* Start RECORDED INFORMATION *

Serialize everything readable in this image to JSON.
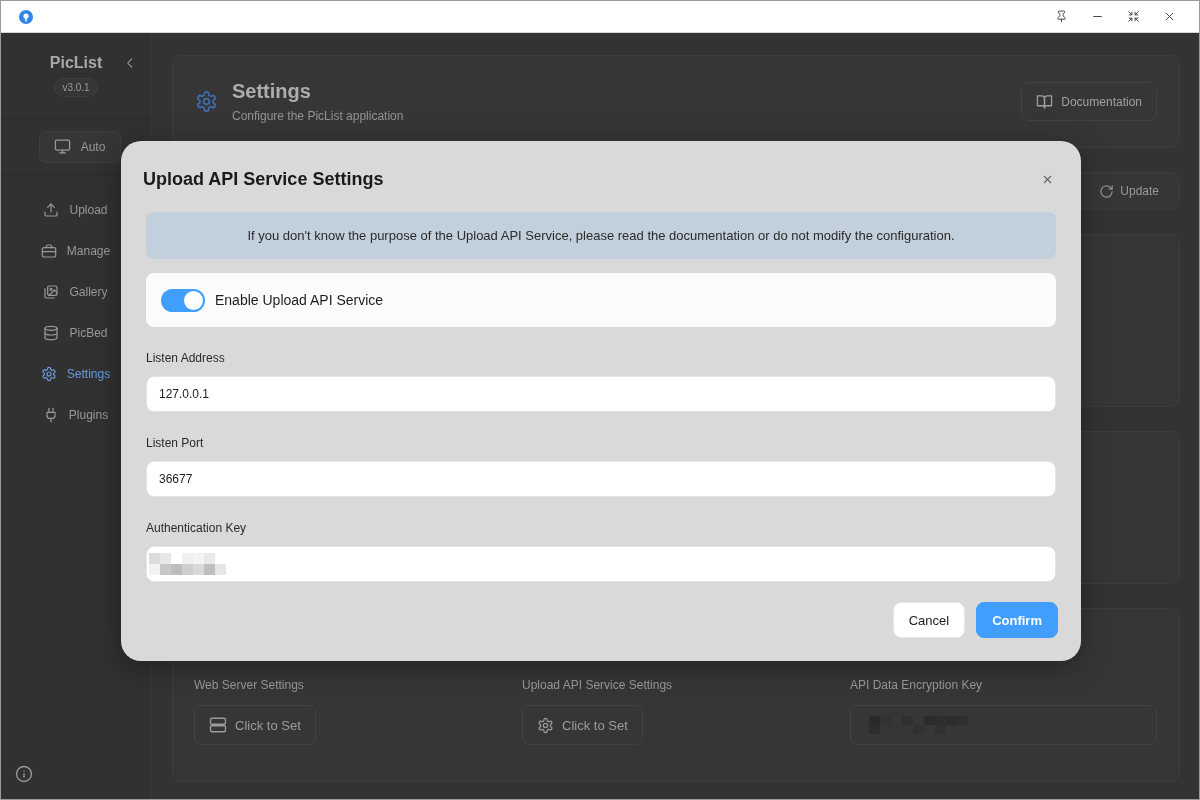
{
  "sidebar": {
    "app_name": "PicList",
    "version": "v3.0.1",
    "theme_button": "Auto",
    "items": [
      {
        "label": "Upload",
        "selected": false
      },
      {
        "label": "Manage",
        "selected": false
      },
      {
        "label": "Gallery",
        "selected": false
      },
      {
        "label": "PicBed",
        "selected": false
      },
      {
        "label": "Settings",
        "selected": true
      },
      {
        "label": "Plugins",
        "selected": false
      }
    ]
  },
  "header": {
    "title": "Settings",
    "subtitle": "Configure the PicList application",
    "button": "Documentation"
  },
  "tabs": [
    {
      "label": "Update",
      "selected": false
    }
  ],
  "server_settings": {
    "items": [
      {
        "kind": "button",
        "label": "Web Server Settings",
        "button": "Click to Set"
      },
      {
        "kind": "button",
        "label": "Upload API Service Settings",
        "button": "Click to Set"
      },
      {
        "kind": "redacted",
        "label": "API Data Encryption Key"
      }
    ]
  },
  "dialog": {
    "title": "Upload API Service Settings",
    "notice": "If you don't know the purpose of the Upload API Service, please read the documentation or do not modify the configuration.",
    "switch": {
      "label": "Enable Upload API Service",
      "on": true
    },
    "fields": [
      {
        "kind": "text",
        "label": "Listen Address",
        "value": "127.0.0.1"
      },
      {
        "kind": "text",
        "label": "Listen Port",
        "value": "36677"
      },
      {
        "kind": "redacted",
        "label": "Authentication Key"
      }
    ],
    "buttons": [
      {
        "kind": "secondary",
        "label": "Cancel"
      },
      {
        "kind": "primary",
        "label": "Confirm"
      }
    ]
  }
}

* End RECORDED INFORMATION *

■ WORK REQUIRED ■
Return from the data every line that holds "PicList".

■ SOLUTION ■
    "app_name": "PicList",
    "subtitle": "Configure the PicList application",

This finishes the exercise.